◆ WRITTEN TASK: Single out the lines of the material that contain "Home" and copy them.

** Start **

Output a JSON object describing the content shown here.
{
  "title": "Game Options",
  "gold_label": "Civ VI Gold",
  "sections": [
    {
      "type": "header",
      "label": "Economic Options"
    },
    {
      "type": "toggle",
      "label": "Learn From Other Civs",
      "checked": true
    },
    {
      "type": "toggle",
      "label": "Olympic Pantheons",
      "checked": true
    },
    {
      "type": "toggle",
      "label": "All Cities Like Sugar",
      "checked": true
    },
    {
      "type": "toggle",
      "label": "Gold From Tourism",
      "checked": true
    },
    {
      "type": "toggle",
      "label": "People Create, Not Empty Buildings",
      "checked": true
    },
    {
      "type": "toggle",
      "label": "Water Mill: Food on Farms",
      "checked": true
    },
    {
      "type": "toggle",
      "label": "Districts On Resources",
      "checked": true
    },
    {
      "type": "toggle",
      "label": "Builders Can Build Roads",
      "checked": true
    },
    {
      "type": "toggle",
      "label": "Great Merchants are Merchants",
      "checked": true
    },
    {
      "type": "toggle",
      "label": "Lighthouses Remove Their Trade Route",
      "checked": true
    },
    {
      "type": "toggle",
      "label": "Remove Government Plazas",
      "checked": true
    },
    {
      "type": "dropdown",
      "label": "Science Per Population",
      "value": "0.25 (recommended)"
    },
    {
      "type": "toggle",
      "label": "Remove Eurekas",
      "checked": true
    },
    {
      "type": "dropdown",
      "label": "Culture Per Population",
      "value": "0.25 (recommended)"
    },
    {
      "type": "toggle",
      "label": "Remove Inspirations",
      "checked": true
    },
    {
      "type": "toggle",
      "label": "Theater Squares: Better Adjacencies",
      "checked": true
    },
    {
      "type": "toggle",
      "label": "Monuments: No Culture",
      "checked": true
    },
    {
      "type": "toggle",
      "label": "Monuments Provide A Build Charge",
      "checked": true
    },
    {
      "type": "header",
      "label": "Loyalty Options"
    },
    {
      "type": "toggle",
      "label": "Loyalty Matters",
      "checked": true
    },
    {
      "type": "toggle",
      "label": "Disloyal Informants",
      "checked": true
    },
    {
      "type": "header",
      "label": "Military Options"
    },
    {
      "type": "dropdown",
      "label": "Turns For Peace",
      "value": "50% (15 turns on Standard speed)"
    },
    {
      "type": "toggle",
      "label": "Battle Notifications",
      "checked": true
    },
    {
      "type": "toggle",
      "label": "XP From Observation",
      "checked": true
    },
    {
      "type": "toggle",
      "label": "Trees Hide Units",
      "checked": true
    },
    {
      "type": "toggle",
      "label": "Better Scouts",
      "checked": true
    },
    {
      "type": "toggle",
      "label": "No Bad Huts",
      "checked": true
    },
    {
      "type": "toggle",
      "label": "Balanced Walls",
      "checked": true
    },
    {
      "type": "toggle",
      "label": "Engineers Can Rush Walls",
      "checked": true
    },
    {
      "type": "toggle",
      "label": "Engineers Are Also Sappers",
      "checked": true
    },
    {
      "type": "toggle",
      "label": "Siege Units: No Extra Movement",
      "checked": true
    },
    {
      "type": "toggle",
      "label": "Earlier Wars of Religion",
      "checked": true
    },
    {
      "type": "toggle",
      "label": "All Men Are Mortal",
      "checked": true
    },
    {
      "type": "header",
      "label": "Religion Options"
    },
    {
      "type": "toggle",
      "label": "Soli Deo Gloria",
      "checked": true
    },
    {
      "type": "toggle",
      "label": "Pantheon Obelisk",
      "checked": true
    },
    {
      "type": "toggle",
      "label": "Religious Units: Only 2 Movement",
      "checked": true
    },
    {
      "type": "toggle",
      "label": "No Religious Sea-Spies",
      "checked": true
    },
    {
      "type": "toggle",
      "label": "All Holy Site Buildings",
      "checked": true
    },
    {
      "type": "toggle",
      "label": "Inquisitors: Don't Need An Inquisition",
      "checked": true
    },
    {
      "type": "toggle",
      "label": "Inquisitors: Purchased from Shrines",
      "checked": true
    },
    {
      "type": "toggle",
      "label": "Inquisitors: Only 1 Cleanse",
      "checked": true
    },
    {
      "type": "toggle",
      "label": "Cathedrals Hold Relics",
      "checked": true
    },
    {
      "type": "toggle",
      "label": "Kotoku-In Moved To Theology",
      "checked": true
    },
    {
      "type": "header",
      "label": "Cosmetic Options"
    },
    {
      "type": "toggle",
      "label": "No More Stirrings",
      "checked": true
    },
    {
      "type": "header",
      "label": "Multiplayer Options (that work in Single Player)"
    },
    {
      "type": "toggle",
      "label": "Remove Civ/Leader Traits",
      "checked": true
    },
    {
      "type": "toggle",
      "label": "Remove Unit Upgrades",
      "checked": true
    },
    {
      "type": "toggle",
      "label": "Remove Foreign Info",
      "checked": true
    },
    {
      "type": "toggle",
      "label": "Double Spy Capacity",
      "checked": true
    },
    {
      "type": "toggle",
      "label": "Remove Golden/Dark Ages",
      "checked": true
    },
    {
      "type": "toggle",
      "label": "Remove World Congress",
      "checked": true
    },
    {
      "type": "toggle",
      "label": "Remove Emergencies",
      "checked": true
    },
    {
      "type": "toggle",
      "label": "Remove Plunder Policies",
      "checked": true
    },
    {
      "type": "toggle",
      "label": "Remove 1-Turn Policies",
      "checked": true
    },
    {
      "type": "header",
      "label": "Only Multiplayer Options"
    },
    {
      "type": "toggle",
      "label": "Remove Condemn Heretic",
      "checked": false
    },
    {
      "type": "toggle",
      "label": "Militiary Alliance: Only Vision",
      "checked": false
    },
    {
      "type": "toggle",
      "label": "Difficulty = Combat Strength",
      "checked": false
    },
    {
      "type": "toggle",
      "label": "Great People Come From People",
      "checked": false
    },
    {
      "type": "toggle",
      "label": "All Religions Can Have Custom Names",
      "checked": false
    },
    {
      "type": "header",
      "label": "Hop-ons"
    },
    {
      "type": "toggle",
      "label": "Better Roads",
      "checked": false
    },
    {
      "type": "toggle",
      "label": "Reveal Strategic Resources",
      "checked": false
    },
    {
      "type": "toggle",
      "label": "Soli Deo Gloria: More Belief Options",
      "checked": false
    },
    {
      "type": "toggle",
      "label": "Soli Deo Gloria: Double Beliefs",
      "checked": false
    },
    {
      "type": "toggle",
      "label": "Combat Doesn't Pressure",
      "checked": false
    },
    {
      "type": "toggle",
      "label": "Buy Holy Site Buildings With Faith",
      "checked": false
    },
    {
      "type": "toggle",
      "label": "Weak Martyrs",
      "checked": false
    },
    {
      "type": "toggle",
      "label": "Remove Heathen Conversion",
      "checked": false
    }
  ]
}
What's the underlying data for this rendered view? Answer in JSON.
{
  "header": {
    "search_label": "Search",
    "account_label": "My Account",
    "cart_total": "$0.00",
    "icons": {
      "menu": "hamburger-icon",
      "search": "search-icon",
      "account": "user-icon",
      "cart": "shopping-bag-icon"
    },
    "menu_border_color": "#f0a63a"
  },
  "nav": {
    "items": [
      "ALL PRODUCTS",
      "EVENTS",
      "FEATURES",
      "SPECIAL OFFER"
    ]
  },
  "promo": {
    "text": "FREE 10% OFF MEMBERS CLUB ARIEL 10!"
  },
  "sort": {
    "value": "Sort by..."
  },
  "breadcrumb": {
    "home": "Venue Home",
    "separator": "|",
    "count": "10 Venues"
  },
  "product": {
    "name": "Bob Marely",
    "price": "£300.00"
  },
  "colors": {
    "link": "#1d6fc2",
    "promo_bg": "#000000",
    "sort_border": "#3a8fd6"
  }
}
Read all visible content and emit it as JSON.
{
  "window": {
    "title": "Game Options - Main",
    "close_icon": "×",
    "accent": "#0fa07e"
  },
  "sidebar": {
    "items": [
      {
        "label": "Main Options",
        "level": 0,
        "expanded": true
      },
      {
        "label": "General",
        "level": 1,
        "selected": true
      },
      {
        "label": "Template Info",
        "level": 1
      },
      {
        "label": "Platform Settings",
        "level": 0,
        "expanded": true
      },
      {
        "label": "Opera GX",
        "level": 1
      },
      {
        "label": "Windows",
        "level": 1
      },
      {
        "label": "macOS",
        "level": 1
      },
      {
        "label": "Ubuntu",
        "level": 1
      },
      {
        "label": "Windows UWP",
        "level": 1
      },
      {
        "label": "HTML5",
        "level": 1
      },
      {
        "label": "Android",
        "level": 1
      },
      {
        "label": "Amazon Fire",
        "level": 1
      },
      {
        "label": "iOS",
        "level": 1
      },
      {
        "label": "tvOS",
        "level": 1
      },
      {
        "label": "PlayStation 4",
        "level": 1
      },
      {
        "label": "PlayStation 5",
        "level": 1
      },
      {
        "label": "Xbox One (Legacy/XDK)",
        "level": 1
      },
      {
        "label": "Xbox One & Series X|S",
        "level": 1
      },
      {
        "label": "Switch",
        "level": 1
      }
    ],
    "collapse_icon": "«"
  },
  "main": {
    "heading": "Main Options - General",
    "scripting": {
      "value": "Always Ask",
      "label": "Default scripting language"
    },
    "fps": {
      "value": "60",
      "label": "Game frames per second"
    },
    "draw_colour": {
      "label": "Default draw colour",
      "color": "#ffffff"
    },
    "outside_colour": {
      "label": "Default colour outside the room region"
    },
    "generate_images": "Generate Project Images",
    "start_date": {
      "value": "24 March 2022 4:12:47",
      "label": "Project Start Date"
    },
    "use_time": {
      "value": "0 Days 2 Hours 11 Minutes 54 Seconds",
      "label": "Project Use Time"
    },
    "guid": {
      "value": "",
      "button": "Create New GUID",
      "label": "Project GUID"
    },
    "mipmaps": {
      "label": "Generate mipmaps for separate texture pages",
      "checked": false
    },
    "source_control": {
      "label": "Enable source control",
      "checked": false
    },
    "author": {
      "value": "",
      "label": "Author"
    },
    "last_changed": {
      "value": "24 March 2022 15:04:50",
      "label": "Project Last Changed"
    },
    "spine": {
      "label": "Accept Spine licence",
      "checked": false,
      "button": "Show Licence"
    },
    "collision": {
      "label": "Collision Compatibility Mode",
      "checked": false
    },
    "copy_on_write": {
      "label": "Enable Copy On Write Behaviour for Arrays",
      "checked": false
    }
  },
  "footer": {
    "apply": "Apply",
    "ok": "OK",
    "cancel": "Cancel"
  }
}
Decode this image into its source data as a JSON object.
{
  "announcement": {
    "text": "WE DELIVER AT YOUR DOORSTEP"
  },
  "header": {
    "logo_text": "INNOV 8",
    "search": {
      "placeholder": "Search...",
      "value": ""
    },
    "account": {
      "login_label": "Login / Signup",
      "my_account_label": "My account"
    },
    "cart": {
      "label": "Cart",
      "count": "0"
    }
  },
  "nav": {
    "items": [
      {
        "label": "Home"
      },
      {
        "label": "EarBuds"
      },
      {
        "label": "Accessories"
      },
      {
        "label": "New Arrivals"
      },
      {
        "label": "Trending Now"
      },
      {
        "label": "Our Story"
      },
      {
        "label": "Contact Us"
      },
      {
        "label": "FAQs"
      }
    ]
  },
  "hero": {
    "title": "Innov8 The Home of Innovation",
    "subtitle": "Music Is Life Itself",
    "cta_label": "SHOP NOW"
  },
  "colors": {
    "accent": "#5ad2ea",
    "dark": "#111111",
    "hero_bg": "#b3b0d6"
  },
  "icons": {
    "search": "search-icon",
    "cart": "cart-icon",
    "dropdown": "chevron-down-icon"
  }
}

** End **

◆ ANSWER TO THE TASK:
    "home": "Venue Home",
        "label": "Home"
    "title": "Innov8 The Home of Innovation",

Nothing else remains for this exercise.